Excerpted data:
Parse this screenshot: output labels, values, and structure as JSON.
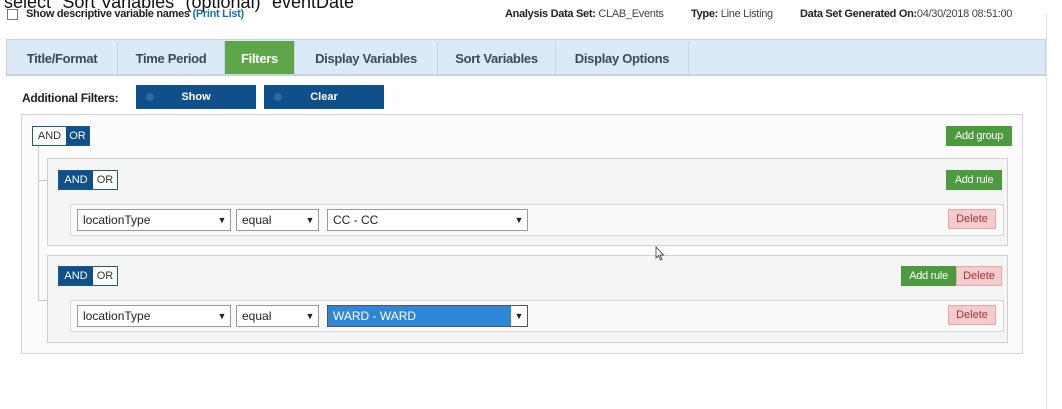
{
  "caption": "select \"Sort Variables\" (optional) \"eventDate\"",
  "header": {
    "descriptive_label": "Show descriptive variable names",
    "print_link": "(Print List)",
    "analysis_label": "Analysis Data Set:",
    "analysis_value": "CLAB_Events",
    "type_label": "Type:",
    "type_value": "Line Listing",
    "generated_label": "Data Set Generated On:",
    "generated_value": "04/30/2018 08:51:00"
  },
  "tabs": [
    {
      "label": "Title/Format",
      "active": false
    },
    {
      "label": "Time Period",
      "active": false
    },
    {
      "label": "Filters",
      "active": true
    },
    {
      "label": "Display Variables",
      "active": false
    },
    {
      "label": "Sort Variables",
      "active": false
    },
    {
      "label": "Display Options",
      "active": false
    }
  ],
  "filters": {
    "label": "Additional Filters:",
    "show_label": "Show",
    "clear_label": "Clear",
    "and_label": "AND",
    "or_label": "OR",
    "add_group_label": "Add group",
    "add_rule_label": "Add rule",
    "delete_label": "Delete",
    "groups": [
      {
        "field": "locationType",
        "operator": "equal",
        "value": "CC - CC"
      },
      {
        "field": "locationType",
        "operator": "equal",
        "value": "WARD - WARD"
      }
    ]
  },
  "colors": {
    "active_tab": "#5fa54a",
    "primary": "#0f4f8a",
    "add_button": "#4c9a3e",
    "delete_button": "#f4cccc",
    "selection": "#2f86d6"
  }
}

The task: Your task is to collect every line above that contains the word "Variables".

Task result:
  "caption": "select \"Sort Variables\" (optional) \"eventDate\"",
      "label": "Display Variables",
      "label": "Sort Variables",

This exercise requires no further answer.